[TASK INSTRUCTIONS]:
Extract the listing in its entirety, keeping each line identical to the original.

Records from a dataset
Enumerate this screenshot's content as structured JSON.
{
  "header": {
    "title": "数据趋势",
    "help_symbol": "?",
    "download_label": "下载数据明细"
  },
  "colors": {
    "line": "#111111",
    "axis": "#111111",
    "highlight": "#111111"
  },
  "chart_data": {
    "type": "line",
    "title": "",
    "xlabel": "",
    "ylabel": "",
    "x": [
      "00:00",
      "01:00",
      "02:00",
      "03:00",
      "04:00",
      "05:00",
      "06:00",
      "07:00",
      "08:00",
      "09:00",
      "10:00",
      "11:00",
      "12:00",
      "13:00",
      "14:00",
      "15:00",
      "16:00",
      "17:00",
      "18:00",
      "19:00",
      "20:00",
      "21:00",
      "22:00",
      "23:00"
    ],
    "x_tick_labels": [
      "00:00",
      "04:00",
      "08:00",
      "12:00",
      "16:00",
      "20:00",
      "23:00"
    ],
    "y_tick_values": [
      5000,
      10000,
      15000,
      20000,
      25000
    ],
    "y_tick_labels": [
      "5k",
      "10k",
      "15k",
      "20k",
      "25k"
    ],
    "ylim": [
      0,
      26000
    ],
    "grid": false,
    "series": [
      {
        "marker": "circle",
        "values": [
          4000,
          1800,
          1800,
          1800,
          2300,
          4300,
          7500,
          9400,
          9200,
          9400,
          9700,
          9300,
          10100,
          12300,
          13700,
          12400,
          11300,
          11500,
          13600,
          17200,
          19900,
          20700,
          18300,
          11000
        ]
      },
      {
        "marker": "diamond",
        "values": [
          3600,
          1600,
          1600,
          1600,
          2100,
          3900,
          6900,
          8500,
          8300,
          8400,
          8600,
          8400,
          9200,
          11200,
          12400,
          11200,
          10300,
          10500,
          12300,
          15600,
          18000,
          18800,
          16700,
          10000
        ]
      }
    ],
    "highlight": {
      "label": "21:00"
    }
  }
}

[CORRECT OUTPUT]:
Enumerate this screenshot's content as structured JSON.
{
  "header": {
    "title": "数据趋势",
    "help_symbol": "?",
    "download_label": "下载数据明细"
  },
  "colors": {
    "line": "#111111",
    "axis": "#111111",
    "highlight": "#111111"
  },
  "chart_data": {
    "type": "line",
    "title": "",
    "xlabel": "",
    "ylabel": "",
    "x": [
      "00:00",
      "01:00",
      "02:00",
      "03:00",
      "04:00",
      "05:00",
      "06:00",
      "07:00",
      "08:00",
      "09:00",
      "10:00",
      "11:00",
      "12:00",
      "13:00",
      "14:00",
      "15:00",
      "16:00",
      "17:00",
      "18:00",
      "19:00",
      "20:00",
      "21:00",
      "22:00",
      "23:00"
    ],
    "x_tick_labels": [
      "00:00",
      "04:00",
      "08:00",
      "12:00",
      "16:00",
      "20:00",
      "23:00"
    ],
    "y_tick_values": [
      5000,
      10000,
      15000,
      20000,
      25000
    ],
    "y_tick_labels": [
      "5k",
      "10k",
      "15k",
      "20k",
      "25k"
    ],
    "ylim": [
      0,
      26000
    ],
    "grid": false,
    "series": [
      {
        "marker": "circle",
        "values": [
          4000,
          1800,
          1800,
          1800,
          2300,
          4300,
          7500,
          9400,
          9200,
          9400,
          9700,
          9300,
          10100,
          12300,
          13700,
          12400,
          11300,
          11500,
          13600,
          17200,
          19900,
          20700,
          18300,
          11000
        ]
      },
      {
        "marker": "diamond",
        "values": [
          3600,
          1600,
          1600,
          1600,
          2100,
          3900,
          6900,
          8500,
          8300,
          8400,
          8600,
          8400,
          9200,
          11200,
          12400,
          11200,
          10300,
          10500,
          12300,
          15600,
          18000,
          18800,
          16700,
          10000
        ]
      }
    ],
    "highlight": {
      "label": "21:00"
    }
  }
}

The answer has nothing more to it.